Extract every entry word for word. Skip the pictures.

★ ★ ★

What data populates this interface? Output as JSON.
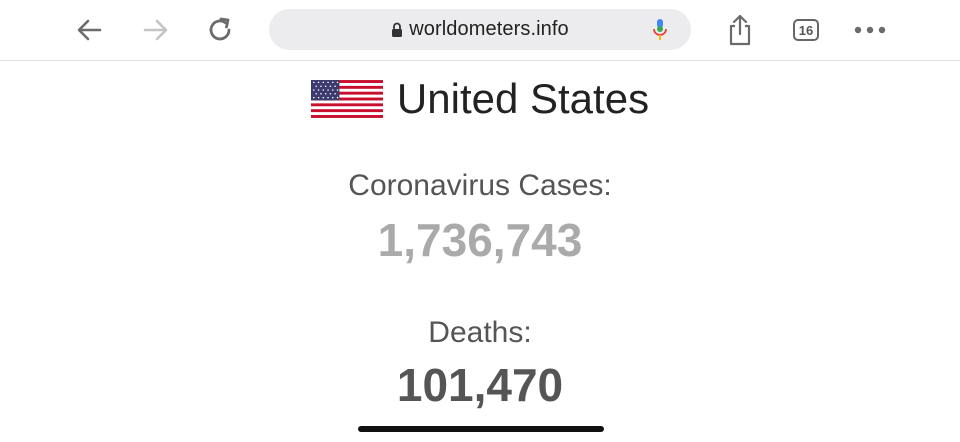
{
  "browser": {
    "url": "worldometers.info",
    "tab_count": "16",
    "icons": [
      "back-arrow-icon",
      "forward-arrow-icon",
      "reload-icon",
      "lock-icon",
      "microphone-icon",
      "share-icon",
      "tabs-icon",
      "more-icon"
    ]
  },
  "page": {
    "country": "United States",
    "cases_label": "Coronavirus Cases:",
    "cases_value": "1,736,743",
    "deaths_label": "Deaths:",
    "deaths_value": "101,470"
  },
  "colors": {
    "cases_value": "#aaaaaa",
    "deaths_value": "#555555",
    "label": "#555555",
    "flag_red": "#c8102e",
    "flag_blue": "#3c3b6e"
  }
}
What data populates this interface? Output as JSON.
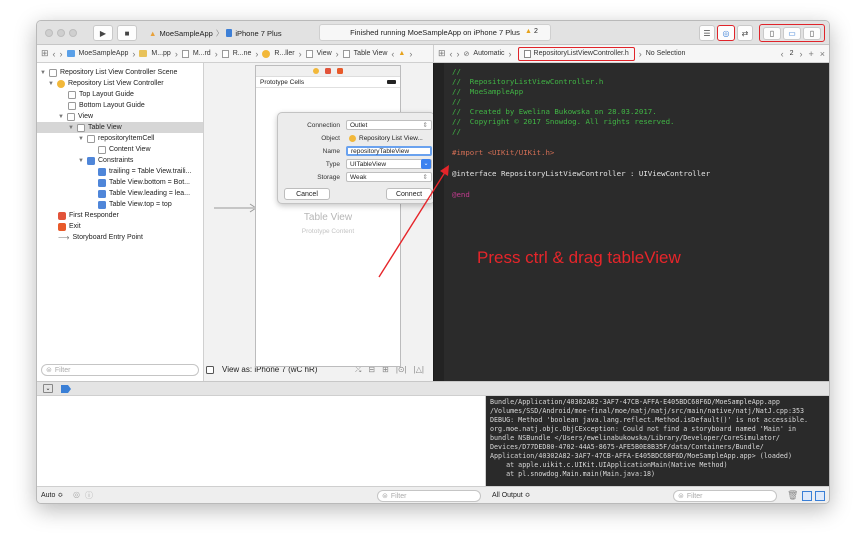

★ ★ ★

**Task output:**
What data populates this interface? Output as JSON.
{
  "browser": {
    "url": "worldometers.info",
    "tab_count": "16",
    "icons": [
      "back-arrow-icon",
      "forward-arrow-icon",
      "reload-icon",
      "lock-icon",
      "microphone-icon",
      "share-icon",
      "tabs-icon",
      "more-icon"
    ]
  },
  "page": {
    "country": "United States",
    "cases_label": "Coronavirus Cases:",
    "cases_value": "1,736,743",
    "deaths_label": "Deaths:",
    "deaths_value": "101,470"
  },
  "colors": {
    "cases_value": "#aaaaaa",
    "deaths_value": "#555555",
    "label": "#555555",
    "flag_red": "#c8102e",
    "flag_blue": "#3c3b6e"
  }
}
What data populates this interface? Output as JSON.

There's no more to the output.